- Text section -
==================================================

Opinion

Not all gay activists support gay marriage

Font Size:

They’re here and they’re queer. But don’t assume they’re all jumping on the gay marriage bandwagon, Katie Couric. The Against Equality collective — a group of gay activists who oppose gay marriage — has been “quietly assembling a digital archive to document the critical resistance to the politics of inclusion.” The result? A compelling pocketbook, Against Equality: Queer Critiques of Gay Marriage.

Edited by gay activist Ryan Conrad, and introduced by Yasmin Nair, a Chicago-based academic, the easy-to-read resistance publication sets out to empower information-seeking people, from poor rural folks to technologically disadvantaged gays living outside of North America’s gay establishment.

Many middle-class leftists will find the new book very jarring.

Take section two, an open letter to LGBT leaders who are pushing gay marriage. “Hello. I’m Kate Bornstein, and I’ve got a great deal to say to you, so you deserve to know more about me: I write books about postmodern gender theory and alternatives to suicide for teens, freaks and other outlaws. I’m a feminist, a Taoist, a sadomasochist, a femme, a nerd, a transperson, a Jew, and a tattooed lady.”

So why is Bornstein criticizing gay marriage? “When lesbian and gay community leaders whip up the community to fight for the right to marry, it’s a further expression of America’s institutionalized greed in that it benefits only its demographic constituency,” argues the passionate activist. “There’s no reaching out beyond sexuality and gender expression to benefit people who aren’t just like us, and honestly… that is so 20th Century identity politics.”

But is Katie Couric ready to hear politically-direct voices opposed to same-sex marriage? Is Oprah willing to open her heart and therefore her ears to marginalized trans-people and their journeys? Or does “tolerance” mean ignoring critical-thinking minority voices?

Competitive identity politics

As a defender of politically-incorrect speech, I see Against Equality as more than a book: it’s an important step away from the groupthink strangling America’s white-majority gay establishment.

In a traditional middle-class, left-wing setting, it is thought that standing with “minorities” (or the media’s favorite minorities) makes one “tolerant” and/or “compassionate” — sometimes even “deep” and “sophisticated.” Moreover, in media-land, gay marriage activists allegedly speak for sexual minorities. After all, they’re a minority speaking for a minority, right?  And yet, when minorities within minority groups question their supposed leaders, media elites turn anti-minority. Or play deaf.

Thankfully, though, marginalized voices dominate Against Equality. In section five, Kenyon Farrow asks: “Is Gay Marriage Anti-Black???” He criticizes conservative religious leaders, but that’s not to suggest he loves the mainstream media or the white-majority gay establishment.

==================================================

- Assigned task A -
Answer these questions from the opinion piece on gay activists who oppose gay marriage:
(i) Who edited Against Equality: Queer Critiques of Gay Marriage?
(ii) In which city is Yasmin Nair based?
(iii) In which section of the book does Kenyon Farrow's piece appear?
- Assigned task B -
In the opinion piece on gay activists who oppose gay marriage, list every identity Kate Bornstein claims for herself in her open letter.
- Assigned task C -
Pick up the opinion piece on gay activists who oppose gay marriage after its final sentence and keep writing it.
The records that follow come from a separate source and have no connection to the opinion piece above.

==================================================

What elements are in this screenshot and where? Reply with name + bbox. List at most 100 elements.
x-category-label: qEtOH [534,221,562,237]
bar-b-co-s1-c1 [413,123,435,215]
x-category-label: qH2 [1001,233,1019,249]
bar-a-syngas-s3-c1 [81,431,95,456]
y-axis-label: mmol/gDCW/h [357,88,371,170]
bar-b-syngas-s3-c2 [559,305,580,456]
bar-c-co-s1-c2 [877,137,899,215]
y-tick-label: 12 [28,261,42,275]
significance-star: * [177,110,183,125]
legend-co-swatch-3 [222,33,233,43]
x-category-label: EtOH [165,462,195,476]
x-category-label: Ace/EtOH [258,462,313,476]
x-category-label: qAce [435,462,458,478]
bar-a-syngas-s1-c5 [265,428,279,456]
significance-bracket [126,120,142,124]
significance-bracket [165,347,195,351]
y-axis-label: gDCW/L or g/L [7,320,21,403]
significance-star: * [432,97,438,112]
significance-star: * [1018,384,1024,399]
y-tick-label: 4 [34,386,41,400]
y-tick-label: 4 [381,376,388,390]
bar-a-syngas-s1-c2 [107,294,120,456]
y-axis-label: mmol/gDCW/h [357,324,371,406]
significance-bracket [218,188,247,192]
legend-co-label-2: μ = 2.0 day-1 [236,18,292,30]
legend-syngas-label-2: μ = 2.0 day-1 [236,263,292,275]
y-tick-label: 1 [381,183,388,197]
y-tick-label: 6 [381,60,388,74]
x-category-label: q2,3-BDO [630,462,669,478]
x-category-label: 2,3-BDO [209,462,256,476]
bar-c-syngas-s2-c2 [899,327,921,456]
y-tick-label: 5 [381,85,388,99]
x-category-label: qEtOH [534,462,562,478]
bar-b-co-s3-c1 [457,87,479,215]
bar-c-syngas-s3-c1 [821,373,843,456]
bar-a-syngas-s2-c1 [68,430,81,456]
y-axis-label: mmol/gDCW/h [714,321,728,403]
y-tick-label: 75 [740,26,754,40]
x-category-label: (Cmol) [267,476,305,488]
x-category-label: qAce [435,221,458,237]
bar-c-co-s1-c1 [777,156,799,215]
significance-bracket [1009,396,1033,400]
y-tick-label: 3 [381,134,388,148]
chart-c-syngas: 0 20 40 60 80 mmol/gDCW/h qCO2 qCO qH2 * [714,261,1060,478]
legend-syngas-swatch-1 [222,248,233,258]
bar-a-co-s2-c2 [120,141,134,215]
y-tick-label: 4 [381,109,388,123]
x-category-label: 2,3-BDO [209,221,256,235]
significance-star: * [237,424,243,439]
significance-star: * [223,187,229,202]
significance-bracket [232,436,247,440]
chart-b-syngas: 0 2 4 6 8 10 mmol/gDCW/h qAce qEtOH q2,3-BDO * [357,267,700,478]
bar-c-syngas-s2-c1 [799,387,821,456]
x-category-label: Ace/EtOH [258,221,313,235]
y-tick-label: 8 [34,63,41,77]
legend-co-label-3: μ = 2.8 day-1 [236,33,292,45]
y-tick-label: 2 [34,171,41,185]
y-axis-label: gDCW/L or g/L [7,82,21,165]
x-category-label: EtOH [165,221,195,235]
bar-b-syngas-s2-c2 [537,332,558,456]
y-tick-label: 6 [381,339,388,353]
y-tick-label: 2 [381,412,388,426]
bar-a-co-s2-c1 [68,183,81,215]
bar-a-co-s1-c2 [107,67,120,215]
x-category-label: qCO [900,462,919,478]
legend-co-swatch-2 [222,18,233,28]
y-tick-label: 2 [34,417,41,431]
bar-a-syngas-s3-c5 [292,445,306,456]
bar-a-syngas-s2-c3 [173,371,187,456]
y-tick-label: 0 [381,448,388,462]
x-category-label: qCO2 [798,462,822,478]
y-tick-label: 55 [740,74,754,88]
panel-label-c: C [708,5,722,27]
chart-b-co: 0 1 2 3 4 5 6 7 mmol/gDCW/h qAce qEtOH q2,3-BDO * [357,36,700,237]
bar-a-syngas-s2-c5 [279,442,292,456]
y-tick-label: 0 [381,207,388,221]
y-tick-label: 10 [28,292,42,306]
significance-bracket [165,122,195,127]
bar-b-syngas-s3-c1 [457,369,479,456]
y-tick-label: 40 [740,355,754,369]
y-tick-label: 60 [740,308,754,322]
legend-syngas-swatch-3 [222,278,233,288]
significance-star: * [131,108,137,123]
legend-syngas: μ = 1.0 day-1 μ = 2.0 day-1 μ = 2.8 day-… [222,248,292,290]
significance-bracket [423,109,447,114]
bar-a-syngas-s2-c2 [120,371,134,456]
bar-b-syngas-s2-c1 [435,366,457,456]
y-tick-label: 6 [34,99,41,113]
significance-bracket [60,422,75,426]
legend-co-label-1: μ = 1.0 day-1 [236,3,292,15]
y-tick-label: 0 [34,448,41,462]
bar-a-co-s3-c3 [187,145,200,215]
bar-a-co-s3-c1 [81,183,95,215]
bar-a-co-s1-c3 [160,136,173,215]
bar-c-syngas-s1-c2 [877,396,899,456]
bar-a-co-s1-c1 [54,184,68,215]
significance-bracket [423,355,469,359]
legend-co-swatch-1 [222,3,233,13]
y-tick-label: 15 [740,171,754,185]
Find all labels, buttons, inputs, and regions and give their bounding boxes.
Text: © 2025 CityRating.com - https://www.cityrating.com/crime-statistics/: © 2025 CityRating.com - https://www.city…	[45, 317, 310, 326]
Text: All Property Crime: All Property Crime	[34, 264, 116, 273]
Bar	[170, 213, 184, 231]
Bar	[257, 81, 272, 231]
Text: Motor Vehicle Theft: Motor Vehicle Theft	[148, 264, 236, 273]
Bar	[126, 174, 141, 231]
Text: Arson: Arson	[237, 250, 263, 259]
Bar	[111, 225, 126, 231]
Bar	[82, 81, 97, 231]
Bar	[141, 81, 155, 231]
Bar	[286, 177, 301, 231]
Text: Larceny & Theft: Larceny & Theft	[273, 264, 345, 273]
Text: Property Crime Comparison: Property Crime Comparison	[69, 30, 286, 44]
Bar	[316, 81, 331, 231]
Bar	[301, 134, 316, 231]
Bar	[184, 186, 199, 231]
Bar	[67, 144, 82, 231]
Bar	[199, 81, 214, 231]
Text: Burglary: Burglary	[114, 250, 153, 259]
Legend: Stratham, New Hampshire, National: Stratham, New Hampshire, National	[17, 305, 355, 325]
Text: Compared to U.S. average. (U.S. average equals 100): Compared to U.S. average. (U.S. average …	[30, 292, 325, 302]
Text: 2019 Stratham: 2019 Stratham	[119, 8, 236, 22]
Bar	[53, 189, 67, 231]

==================================================

- Exercise output A -
(i) Ryan Conrad
(ii) Chicago
(iii) Section five

- Exercise output B -
A feminist, a Taoist, a sadomasochist, a femme, a nerd, a transperson, a Jew, and a tattooed lady.

- Exercise output C -
“I, as a black gay man, do not support this push for same-sex marriage,” he asserts. “Although I don’t claim to represent all black gay people, I do believe that the manner in which this campaign has been handled has put black people in the middle of essentially two white groups of people, who are trying to manipulate us one way or the other.”

Beyond bourgeois manners

Although a serious subject, Against Equality is not without humor-friendly contributors. Or, as the campy Mattilda Bernstein Sycamore opines: “I don’t know about you, but have you noticed that freshly mined, blood-drenched South African diamonds are the new accessory for the gay elite, or they might as well be with how much the gaysbian ‘LGBT’ agenda has become nothing but marriage marriage marriage — oh, and maybe a little bit of marriage with that marriage, thank you!”

Adds Yasmin Nair: “Yeah, I don’t get why a community of people who have historically been f….d over by their families and the state now consists of people who want those exact same institutions to validate their existence.”

Baby-seeking elites also come under scrutiny: “If you’re white, beautiful little blonde children are the best, because then you’ll look like a normal and natural family. But adopting one can be next to impossible! Little brown babies make the best gay accessories.”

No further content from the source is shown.